◆ **Entries provided**:

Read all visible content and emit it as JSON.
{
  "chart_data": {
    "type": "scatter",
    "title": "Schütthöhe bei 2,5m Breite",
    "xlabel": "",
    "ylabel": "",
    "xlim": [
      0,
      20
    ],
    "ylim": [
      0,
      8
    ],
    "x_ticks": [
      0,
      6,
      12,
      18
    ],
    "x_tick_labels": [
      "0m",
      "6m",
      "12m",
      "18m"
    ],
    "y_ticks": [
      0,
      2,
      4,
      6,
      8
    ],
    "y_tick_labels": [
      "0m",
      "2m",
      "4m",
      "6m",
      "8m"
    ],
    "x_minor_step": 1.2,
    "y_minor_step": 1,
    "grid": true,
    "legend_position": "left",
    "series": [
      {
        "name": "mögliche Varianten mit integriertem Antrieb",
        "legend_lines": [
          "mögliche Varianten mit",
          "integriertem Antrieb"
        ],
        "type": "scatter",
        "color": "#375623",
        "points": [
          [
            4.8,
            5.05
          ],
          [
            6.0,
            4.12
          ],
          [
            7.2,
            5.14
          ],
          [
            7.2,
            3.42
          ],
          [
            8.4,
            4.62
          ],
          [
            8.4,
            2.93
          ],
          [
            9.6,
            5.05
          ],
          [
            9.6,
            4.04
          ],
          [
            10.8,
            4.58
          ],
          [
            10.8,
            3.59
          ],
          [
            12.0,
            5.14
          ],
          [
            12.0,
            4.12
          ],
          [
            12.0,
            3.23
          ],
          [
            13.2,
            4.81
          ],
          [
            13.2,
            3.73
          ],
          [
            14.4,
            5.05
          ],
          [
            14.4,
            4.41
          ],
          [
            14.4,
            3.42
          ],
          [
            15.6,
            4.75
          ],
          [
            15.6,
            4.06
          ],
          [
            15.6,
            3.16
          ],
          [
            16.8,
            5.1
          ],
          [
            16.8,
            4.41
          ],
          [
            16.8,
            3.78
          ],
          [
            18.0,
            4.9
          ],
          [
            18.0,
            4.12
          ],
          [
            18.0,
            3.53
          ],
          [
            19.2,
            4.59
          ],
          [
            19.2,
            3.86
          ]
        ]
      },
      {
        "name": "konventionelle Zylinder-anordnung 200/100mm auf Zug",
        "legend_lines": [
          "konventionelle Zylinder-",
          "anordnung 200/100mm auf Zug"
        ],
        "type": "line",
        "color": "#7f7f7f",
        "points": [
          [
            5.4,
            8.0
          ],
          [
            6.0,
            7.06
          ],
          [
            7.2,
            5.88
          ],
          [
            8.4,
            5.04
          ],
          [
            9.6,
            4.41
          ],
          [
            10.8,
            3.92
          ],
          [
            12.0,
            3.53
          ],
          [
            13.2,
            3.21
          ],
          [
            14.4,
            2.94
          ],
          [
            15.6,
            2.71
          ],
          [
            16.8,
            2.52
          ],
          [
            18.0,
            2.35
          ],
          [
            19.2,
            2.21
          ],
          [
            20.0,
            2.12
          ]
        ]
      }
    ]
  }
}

==

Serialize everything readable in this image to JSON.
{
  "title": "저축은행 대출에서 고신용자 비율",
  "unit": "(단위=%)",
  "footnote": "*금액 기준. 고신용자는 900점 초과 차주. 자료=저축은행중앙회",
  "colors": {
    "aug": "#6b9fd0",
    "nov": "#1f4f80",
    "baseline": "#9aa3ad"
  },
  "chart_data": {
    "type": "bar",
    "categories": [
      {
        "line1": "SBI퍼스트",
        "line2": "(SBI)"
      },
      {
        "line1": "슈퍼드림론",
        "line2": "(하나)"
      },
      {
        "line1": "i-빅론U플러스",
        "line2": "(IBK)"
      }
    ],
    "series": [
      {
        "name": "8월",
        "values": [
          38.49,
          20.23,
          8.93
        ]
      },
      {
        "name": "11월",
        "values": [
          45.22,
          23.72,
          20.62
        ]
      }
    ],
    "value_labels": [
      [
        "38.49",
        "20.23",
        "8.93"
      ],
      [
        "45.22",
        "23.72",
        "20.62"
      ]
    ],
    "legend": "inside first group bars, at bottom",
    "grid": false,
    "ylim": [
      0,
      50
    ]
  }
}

--

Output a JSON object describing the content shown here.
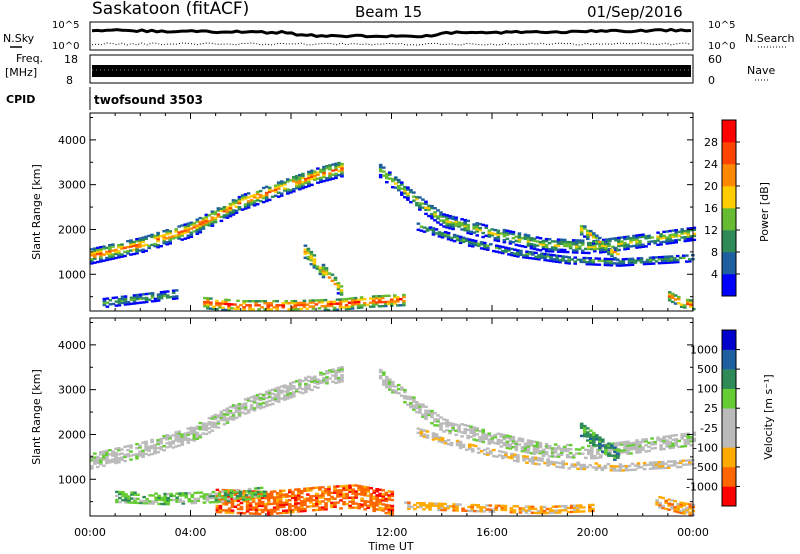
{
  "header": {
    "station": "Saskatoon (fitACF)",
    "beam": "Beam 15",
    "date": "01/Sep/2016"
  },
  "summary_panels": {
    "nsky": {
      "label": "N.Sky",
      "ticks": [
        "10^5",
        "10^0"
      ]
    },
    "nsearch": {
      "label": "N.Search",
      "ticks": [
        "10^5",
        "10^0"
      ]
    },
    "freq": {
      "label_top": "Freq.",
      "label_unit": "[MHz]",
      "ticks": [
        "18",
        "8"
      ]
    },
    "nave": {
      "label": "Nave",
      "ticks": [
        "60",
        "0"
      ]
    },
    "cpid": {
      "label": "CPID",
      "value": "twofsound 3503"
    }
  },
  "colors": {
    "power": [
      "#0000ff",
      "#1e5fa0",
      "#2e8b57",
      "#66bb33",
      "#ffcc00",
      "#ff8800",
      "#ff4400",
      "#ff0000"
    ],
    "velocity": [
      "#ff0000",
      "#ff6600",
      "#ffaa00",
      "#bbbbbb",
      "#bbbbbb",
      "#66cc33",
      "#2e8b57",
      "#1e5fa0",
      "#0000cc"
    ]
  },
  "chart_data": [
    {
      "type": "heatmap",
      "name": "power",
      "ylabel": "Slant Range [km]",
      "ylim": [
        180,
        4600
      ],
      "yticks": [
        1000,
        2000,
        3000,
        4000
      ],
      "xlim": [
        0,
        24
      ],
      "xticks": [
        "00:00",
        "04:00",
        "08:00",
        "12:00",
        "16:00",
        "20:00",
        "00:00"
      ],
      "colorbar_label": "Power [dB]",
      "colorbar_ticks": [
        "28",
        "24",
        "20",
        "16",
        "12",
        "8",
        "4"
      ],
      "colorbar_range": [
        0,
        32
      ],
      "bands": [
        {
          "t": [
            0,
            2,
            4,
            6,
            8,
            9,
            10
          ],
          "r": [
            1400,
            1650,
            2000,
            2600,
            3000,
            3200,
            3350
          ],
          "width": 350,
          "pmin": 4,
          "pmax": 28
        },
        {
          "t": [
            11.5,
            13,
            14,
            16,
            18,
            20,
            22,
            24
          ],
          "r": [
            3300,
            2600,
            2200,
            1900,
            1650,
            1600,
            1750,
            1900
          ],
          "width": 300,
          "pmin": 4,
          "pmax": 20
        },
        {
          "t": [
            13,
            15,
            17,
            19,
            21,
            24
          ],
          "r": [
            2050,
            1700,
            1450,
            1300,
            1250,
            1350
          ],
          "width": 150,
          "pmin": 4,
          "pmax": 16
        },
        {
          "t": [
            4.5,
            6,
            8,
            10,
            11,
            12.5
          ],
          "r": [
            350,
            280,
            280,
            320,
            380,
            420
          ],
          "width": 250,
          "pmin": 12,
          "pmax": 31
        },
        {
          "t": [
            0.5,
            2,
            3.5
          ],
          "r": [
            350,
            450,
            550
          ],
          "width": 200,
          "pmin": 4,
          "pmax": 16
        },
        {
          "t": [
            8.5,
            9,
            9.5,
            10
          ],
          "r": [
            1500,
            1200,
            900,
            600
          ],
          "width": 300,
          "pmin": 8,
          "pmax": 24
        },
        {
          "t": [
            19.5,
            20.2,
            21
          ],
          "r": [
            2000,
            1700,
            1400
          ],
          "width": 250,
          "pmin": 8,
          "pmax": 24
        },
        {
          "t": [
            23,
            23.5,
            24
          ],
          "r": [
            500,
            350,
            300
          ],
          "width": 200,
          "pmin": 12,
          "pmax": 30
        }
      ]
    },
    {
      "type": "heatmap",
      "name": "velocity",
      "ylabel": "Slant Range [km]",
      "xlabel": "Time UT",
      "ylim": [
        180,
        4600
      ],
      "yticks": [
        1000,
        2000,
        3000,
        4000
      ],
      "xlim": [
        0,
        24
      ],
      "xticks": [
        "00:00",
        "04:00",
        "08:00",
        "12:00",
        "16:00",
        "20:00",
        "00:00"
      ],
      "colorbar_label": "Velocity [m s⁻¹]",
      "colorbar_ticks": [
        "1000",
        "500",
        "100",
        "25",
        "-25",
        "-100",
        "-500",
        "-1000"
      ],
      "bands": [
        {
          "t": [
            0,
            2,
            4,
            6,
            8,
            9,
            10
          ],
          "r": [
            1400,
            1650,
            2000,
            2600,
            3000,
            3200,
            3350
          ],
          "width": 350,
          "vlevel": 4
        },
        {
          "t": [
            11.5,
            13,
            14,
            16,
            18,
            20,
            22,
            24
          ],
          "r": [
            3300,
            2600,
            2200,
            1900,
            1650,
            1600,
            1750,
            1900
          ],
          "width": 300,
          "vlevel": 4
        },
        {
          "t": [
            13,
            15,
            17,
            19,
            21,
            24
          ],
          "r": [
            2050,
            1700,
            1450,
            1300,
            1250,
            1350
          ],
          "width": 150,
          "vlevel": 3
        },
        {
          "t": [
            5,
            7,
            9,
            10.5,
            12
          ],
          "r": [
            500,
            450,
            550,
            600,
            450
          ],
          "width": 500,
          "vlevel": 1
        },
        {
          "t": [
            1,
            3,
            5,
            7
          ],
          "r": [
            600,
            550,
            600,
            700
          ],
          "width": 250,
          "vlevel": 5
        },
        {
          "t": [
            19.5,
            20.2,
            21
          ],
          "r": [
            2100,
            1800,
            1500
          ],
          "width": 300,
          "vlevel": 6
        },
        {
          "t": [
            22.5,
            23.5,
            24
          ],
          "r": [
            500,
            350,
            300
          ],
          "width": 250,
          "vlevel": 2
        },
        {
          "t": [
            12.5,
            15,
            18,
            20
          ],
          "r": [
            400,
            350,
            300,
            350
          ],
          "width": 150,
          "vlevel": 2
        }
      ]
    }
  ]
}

◆ **Task directions**:
Gather each line holding the string "Zylinder".

◆ **Response below**:
        "name": "konventionelle Zylinder-anordnung 200/100mm auf Zug",
          "konventionelle Zylinder-",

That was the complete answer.